DATASET RECORDS:
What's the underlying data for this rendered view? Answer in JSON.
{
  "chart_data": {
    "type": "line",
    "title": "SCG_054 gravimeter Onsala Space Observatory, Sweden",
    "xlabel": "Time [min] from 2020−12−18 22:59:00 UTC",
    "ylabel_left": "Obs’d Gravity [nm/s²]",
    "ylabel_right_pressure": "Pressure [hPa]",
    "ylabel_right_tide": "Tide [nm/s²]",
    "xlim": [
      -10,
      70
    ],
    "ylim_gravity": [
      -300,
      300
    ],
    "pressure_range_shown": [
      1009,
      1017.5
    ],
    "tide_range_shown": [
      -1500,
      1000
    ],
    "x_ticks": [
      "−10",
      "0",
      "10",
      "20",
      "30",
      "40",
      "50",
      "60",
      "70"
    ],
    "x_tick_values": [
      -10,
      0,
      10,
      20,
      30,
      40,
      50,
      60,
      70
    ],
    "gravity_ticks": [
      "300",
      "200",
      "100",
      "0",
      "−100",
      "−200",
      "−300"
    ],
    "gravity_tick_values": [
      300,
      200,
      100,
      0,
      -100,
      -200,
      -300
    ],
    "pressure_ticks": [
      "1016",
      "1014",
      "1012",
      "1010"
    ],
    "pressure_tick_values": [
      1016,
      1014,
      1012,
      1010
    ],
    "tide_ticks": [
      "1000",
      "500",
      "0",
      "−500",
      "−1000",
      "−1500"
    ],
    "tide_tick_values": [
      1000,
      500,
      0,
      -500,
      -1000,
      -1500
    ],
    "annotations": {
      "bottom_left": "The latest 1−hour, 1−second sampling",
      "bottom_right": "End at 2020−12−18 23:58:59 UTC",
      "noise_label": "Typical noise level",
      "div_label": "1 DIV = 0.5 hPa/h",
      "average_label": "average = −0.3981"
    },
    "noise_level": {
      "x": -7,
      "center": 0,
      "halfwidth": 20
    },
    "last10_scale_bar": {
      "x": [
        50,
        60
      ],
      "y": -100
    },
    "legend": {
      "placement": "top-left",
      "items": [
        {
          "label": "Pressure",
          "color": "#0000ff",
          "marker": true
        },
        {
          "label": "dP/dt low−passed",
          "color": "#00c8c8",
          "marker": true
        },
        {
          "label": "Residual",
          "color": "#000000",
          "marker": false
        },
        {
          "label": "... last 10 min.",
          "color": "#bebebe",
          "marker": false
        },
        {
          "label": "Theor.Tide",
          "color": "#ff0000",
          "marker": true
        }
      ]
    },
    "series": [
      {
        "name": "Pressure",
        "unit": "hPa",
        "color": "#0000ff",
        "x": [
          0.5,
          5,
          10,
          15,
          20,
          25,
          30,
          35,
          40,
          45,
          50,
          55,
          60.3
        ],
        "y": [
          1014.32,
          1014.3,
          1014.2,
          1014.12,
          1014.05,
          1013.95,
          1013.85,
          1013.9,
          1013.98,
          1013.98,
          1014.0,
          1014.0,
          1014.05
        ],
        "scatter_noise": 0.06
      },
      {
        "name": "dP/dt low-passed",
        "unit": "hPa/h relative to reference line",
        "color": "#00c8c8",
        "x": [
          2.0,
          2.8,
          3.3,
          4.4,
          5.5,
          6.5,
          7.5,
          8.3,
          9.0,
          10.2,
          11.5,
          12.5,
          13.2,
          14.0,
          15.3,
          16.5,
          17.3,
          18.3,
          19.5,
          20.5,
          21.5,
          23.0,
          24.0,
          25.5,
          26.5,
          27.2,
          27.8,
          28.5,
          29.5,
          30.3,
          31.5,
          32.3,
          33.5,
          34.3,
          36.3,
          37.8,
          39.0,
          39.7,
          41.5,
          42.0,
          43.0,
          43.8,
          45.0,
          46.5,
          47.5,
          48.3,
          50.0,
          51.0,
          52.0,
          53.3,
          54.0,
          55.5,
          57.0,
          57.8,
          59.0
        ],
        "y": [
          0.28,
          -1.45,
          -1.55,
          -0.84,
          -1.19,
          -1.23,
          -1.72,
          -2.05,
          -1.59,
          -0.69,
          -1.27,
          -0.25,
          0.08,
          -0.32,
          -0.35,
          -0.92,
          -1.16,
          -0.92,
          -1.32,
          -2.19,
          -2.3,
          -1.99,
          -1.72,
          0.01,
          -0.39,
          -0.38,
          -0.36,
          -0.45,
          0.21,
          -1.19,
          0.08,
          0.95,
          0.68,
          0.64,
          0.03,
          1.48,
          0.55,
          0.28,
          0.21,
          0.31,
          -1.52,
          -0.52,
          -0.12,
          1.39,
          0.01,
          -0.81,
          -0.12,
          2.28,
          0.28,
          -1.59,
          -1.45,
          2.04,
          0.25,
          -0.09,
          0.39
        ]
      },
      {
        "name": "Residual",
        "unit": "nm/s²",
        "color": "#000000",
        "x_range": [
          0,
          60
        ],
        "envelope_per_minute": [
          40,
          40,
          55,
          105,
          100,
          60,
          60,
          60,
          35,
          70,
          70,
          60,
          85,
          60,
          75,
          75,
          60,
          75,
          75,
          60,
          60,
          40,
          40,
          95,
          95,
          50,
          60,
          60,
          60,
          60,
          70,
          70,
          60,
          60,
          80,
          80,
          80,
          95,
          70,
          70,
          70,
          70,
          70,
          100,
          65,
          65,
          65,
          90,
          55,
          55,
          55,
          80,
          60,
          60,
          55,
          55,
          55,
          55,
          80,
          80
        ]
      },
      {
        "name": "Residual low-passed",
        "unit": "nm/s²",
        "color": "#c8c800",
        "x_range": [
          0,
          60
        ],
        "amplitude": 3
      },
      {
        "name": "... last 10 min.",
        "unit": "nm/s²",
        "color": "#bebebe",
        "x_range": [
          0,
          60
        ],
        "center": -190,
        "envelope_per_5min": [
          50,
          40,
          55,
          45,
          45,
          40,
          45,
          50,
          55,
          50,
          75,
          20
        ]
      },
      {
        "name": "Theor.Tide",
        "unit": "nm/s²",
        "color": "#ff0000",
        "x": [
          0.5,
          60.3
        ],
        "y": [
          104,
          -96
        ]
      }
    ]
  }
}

WRITTEN EXERCISE: Reproduce the material above exactly; please quote every line of it.

EXERCISE RESULT:
What's the underlying data for this rendered view? Answer in JSON.
{
  "chart_data": {
    "type": "line",
    "title": "SCG_054 gravimeter Onsala Space Observatory, Sweden",
    "xlabel": "Time [min] from 2020−12−18 22:59:00 UTC",
    "ylabel_left": "Obs’d Gravity [nm/s²]",
    "ylabel_right_pressure": "Pressure [hPa]",
    "ylabel_right_tide": "Tide [nm/s²]",
    "xlim": [
      -10,
      70
    ],
    "ylim_gravity": [
      -300,
      300
    ],
    "pressure_range_shown": [
      1009,
      1017.5
    ],
    "tide_range_shown": [
      -1500,
      1000
    ],
    "x_ticks": [
      "−10",
      "0",
      "10",
      "20",
      "30",
      "40",
      "50",
      "60",
      "70"
    ],
    "x_tick_values": [
      -10,
      0,
      10,
      20,
      30,
      40,
      50,
      60,
      70
    ],
    "gravity_ticks": [
      "300",
      "200",
      "100",
      "0",
      "−100",
      "−200",
      "−300"
    ],
    "gravity_tick_values": [
      300,
      200,
      100,
      0,
      -100,
      -200,
      -300
    ],
    "pressure_ticks": [
      "1016",
      "1014",
      "1012",
      "1010"
    ],
    "pressure_tick_values": [
      1016,
      1014,
      1012,
      1010
    ],
    "tide_ticks": [
      "1000",
      "500",
      "0",
      "−500",
      "−1000",
      "−1500"
    ],
    "tide_tick_values": [
      1000,
      500,
      0,
      -500,
      -1000,
      -1500
    ],
    "annotations": {
      "bottom_left": "The latest 1−hour, 1−second sampling",
      "bottom_right": "End at 2020−12−18 23:58:59 UTC",
      "noise_label": "Typical noise level",
      "div_label": "1 DIV = 0.5 hPa/h",
      "average_label": "average = −0.3981"
    },
    "noise_level": {
      "x": -7,
      "center": 0,
      "halfwidth": 20
    },
    "last10_scale_bar": {
      "x": [
        50,
        60
      ],
      "y": -100
    },
    "legend": {
      "placement": "top-left",
      "items": [
        {
          "label": "Pressure",
          "color": "#0000ff",
          "marker": true
        },
        {
          "label": "dP/dt low−passed",
          "color": "#00c8c8",
          "marker": true
        },
        {
          "label": "Residual",
          "color": "#000000",
          "marker": false
        },
        {
          "label": "... last 10 min.",
          "color": "#bebebe",
          "marker": false
        },
        {
          "label": "Theor.Tide",
          "color": "#ff0000",
          "marker": true
        }
      ]
    },
    "series": [
      {
        "name": "Pressure",
        "unit": "hPa",
        "color": "#0000ff",
        "x": [
          0.5,
          5,
          10,
          15,
          20,
          25,
          30,
          35,
          40,
          45,
          50,
          55,
          60.3
        ],
        "y": [
          1014.32,
          1014.3,
          1014.2,
          1014.12,
          1014.05,
          1013.95,
          1013.85,
          1013.9,
          1013.98,
          1013.98,
          1014.0,
          1014.0,
          1014.05
        ],
        "scatter_noise": 0.06
      },
      {
        "name": "dP/dt low-passed",
        "unit": "hPa/h relative to reference line",
        "color": "#00c8c8",
        "x": [
          2.0,
          2.8,
          3.3,
          4.4,
          5.5,
          6.5,
          7.5,
          8.3,
          9.0,
          10.2,
          11.5,
          12.5,
          13.2,
          14.0,
          15.3,
          16.5,
          17.3,
          18.3,
          19.5,
          20.5,
          21.5,
          23.0,
          24.0,
          25.5,
          26.5,
          27.2,
          27.8,
          28.5,
          29.5,
          30.3,
          31.5,
          32.3,
          33.5,
          34.3,
          36.3,
          37.8,
          39.0,
          39.7,
          41.5,
          42.0,
          43.0,
          43.8,
          45.0,
          46.5,
          47.5,
          48.3,
          50.0,
          51.0,
          52.0,
          53.3,
          54.0,
          55.5,
          57.0,
          57.8,
          59.0
        ],
        "y": [
          0.28,
          -1.45,
          -1.55,
          -0.84,
          -1.19,
          -1.23,
          -1.72,
          -2.05,
          -1.59,
          -0.69,
          -1.27,
          -0.25,
          0.08,
          -0.32,
          -0.35,
          -0.92,
          -1.16,
          -0.92,
          -1.32,
          -2.19,
          -2.3,
          -1.99,
          -1.72,
          0.01,
          -0.39,
          -0.38,
          -0.36,
          -0.45,
          0.21,
          -1.19,
          0.08,
          0.95,
          0.68,
          0.64,
          0.03,
          1.48,
          0.55,
          0.28,
          0.21,
          0.31,
          -1.52,
          -0.52,
          -0.12,
          1.39,
          0.01,
          -0.81,
          -0.12,
          2.28,
          0.28,
          -1.59,
          -1.45,
          2.04,
          0.25,
          -0.09,
          0.39
        ]
      },
      {
        "name": "Residual",
        "unit": "nm/s²",
        "color": "#000000",
        "x_range": [
          0,
          60
        ],
        "envelope_per_minute": [
          40,
          40,
          55,
          105,
          100,
          60,
          60,
          60,
          35,
          70,
          70,
          60,
          85,
          60,
          75,
          75,
          60,
          75,
          75,
          60,
          60,
          40,
          40,
          95,
          95,
          50,
          60,
          60,
          60,
          60,
          70,
          70,
          60,
          60,
          80,
          80,
          80,
          95,
          70,
          70,
          70,
          70,
          70,
          100,
          65,
          65,
          65,
          90,
          55,
          55,
          55,
          80,
          60,
          60,
          55,
          55,
          55,
          55,
          80,
          80
        ]
      },
      {
        "name": "Residual low-passed",
        "unit": "nm/s²",
        "color": "#c8c800",
        "x_range": [
          0,
          60
        ],
        "amplitude": 3
      },
      {
        "name": "... last 10 min.",
        "unit": "nm/s²",
        "color": "#bebebe",
        "x_range": [
          0,
          60
        ],
        "center": -190,
        "envelope_per_5min": [
          50,
          40,
          55,
          45,
          45,
          40,
          45,
          50,
          55,
          50,
          75,
          20
        ]
      },
      {
        "name": "Theor.Tide",
        "unit": "nm/s²",
        "color": "#ff0000",
        "x": [
          0.5,
          60.3
        ],
        "y": [
          104,
          -96
        ]
      }
    ]
  }
}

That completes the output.